#### [Exercise instructions]
Return every record below exactly as written, omitting any pictures.

※ ※ ※

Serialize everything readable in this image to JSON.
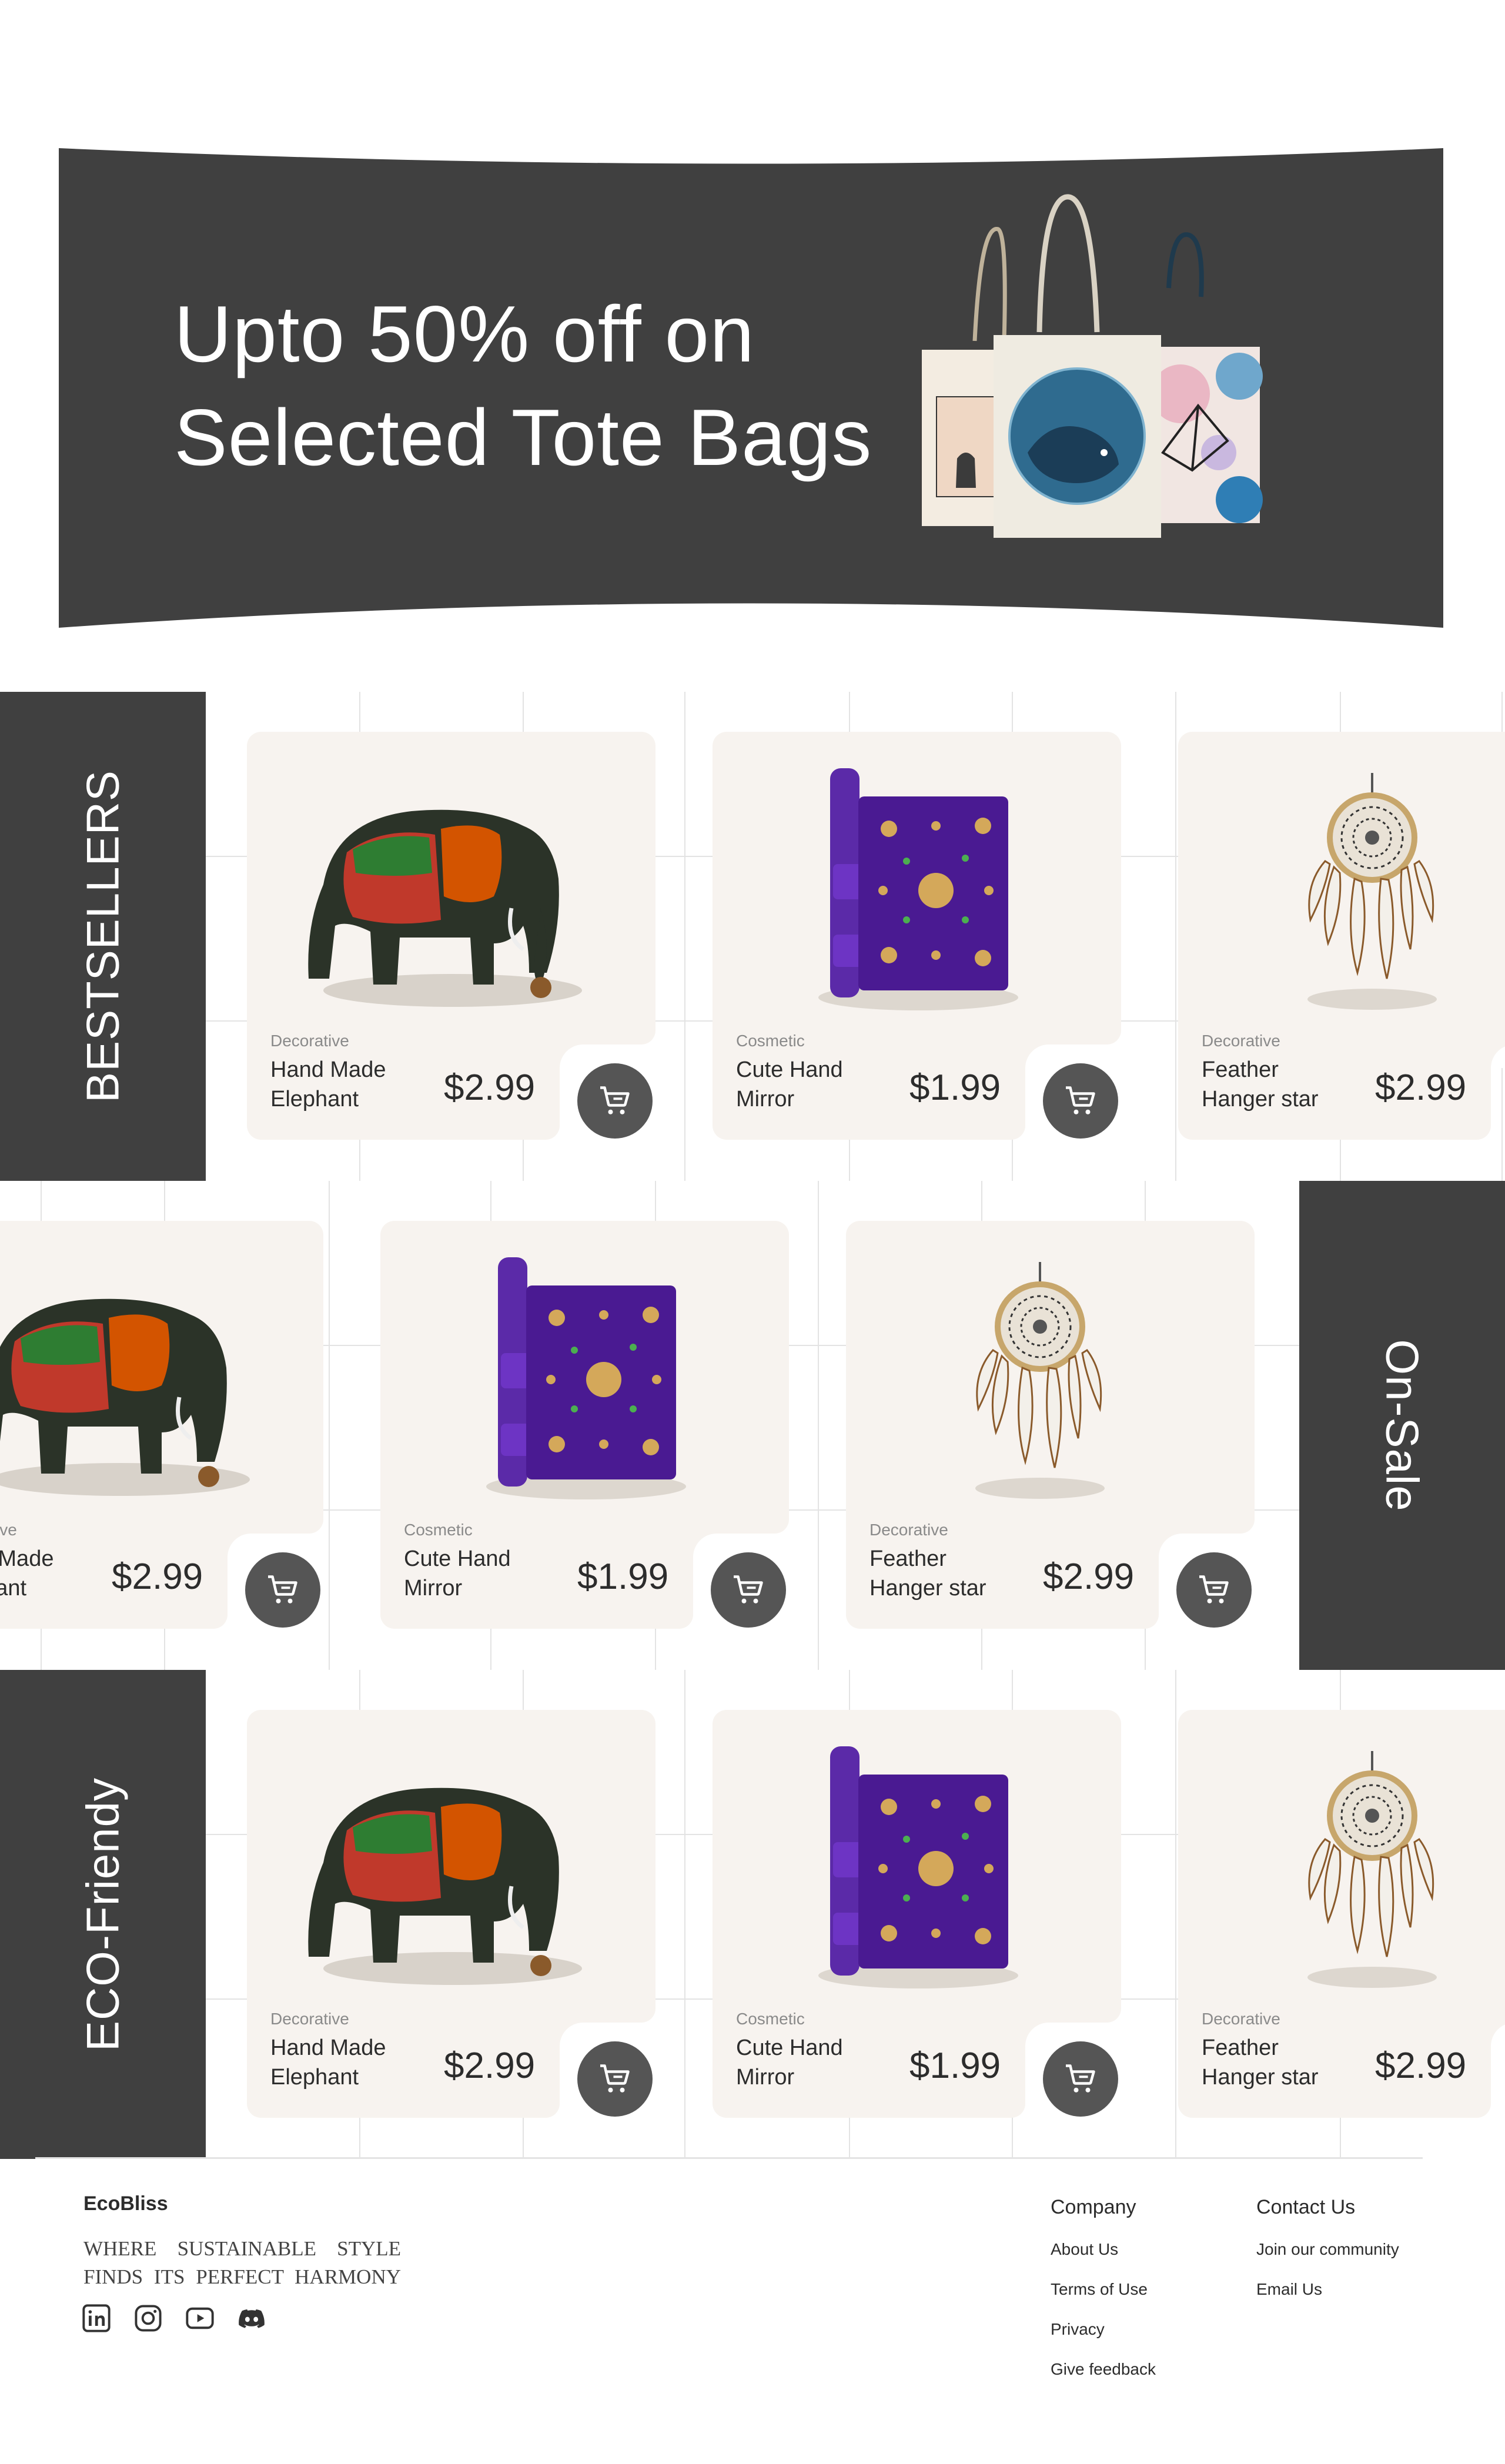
{
  "hero": {
    "line1": "Upto 50% off on",
    "line2": "Selected Tote Bags",
    "bg_color": "#404040"
  },
  "sections": [
    {
      "label": "BESTSELLERS",
      "products": [
        {
          "category": "Decorative",
          "name": "Hand Made Elephant",
          "price": "$2.99",
          "image": "elephant"
        },
        {
          "category": "Cosmetic",
          "name": "Cute Hand Mirror",
          "price": "$1.99",
          "image": "mirror"
        },
        {
          "category": "Decorative",
          "name": "Feather Hanger star",
          "price": "$2.99",
          "image": "dreamcatcher"
        }
      ]
    },
    {
      "label": "On-Sale",
      "products": [
        {
          "category": "Decorative",
          "name": "Hand Made Elephant",
          "price": "$2.99",
          "image": "elephant"
        },
        {
          "category": "Cosmetic",
          "name": "Cute Hand Mirror",
          "price": "$1.99",
          "image": "mirror"
        },
        {
          "category": "Decorative",
          "name": "Feather Hanger star",
          "price": "$2.99",
          "image": "dreamcatcher"
        }
      ]
    },
    {
      "label": "ECO-Friendy",
      "products": [
        {
          "category": "Decorative",
          "name": "Hand Made Elephant",
          "price": "$2.99",
          "image": "elephant"
        },
        {
          "category": "Cosmetic",
          "name": "Cute Hand Mirror",
          "price": "$1.99",
          "image": "mirror"
        },
        {
          "category": "Decorative",
          "name": "Feather Hanger star",
          "price": "$2.99",
          "image": "dreamcatcher"
        }
      ]
    }
  ],
  "footer": {
    "brand": "EcoBliss",
    "tagline": "Where sustainable style finds its perfect harmony",
    "socials": [
      "linkedin-icon",
      "instagram-icon",
      "youtube-icon",
      "discord-icon"
    ],
    "company": {
      "title": "Company",
      "links": [
        "About Us",
        "Terms of Use",
        "Privacy",
        "Give feedback"
      ]
    },
    "contact": {
      "title": "Contact Us",
      "links": [
        "Join our community",
        "Email Us"
      ]
    }
  },
  "colors": {
    "dark": "#404040",
    "card_bg": "#f7f3ef",
    "cart_button": "#555555"
  }
}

※ ※ ※

#### [Result of this task]
Serialize everything readable in this image to JSON.
{
  "hero": {
    "line1": "Upto 50% off on",
    "line2": "Selected Tote Bags",
    "bg_color": "#404040"
  },
  "sections": [
    {
      "label": "BESTSELLERS",
      "products": [
        {
          "category": "Decorative",
          "name": "Hand Made Elephant",
          "price": "$2.99",
          "image": "elephant"
        },
        {
          "category": "Cosmetic",
          "name": "Cute Hand Mirror",
          "price": "$1.99",
          "image": "mirror"
        },
        {
          "category": "Decorative",
          "name": "Feather Hanger star",
          "price": "$2.99",
          "image": "dreamcatcher"
        }
      ]
    },
    {
      "label": "On-Sale",
      "products": [
        {
          "category": "Decorative",
          "name": "Hand Made Elephant",
          "price": "$2.99",
          "image": "elephant"
        },
        {
          "category": "Cosmetic",
          "name": "Cute Hand Mirror",
          "price": "$1.99",
          "image": "mirror"
        },
        {
          "category": "Decorative",
          "name": "Feather Hanger star",
          "price": "$2.99",
          "image": "dreamcatcher"
        }
      ]
    },
    {
      "label": "ECO-Friendy",
      "products": [
        {
          "category": "Decorative",
          "name": "Hand Made Elephant",
          "price": "$2.99",
          "image": "elephant"
        },
        {
          "category": "Cosmetic",
          "name": "Cute Hand Mirror",
          "price": "$1.99",
          "image": "mirror"
        },
        {
          "category": "Decorative",
          "name": "Feather Hanger star",
          "price": "$2.99",
          "image": "dreamcatcher"
        }
      ]
    }
  ],
  "footer": {
    "brand": "EcoBliss",
    "tagline": "Where sustainable style finds its perfect harmony",
    "socials": [
      "linkedin-icon",
      "instagram-icon",
      "youtube-icon",
      "discord-icon"
    ],
    "company": {
      "title": "Company",
      "links": [
        "About Us",
        "Terms of Use",
        "Privacy",
        "Give feedback"
      ]
    },
    "contact": {
      "title": "Contact Us",
      "links": [
        "Join our community",
        "Email Us"
      ]
    }
  },
  "colors": {
    "dark": "#404040",
    "card_bg": "#f7f3ef",
    "cart_button": "#555555"
  }
}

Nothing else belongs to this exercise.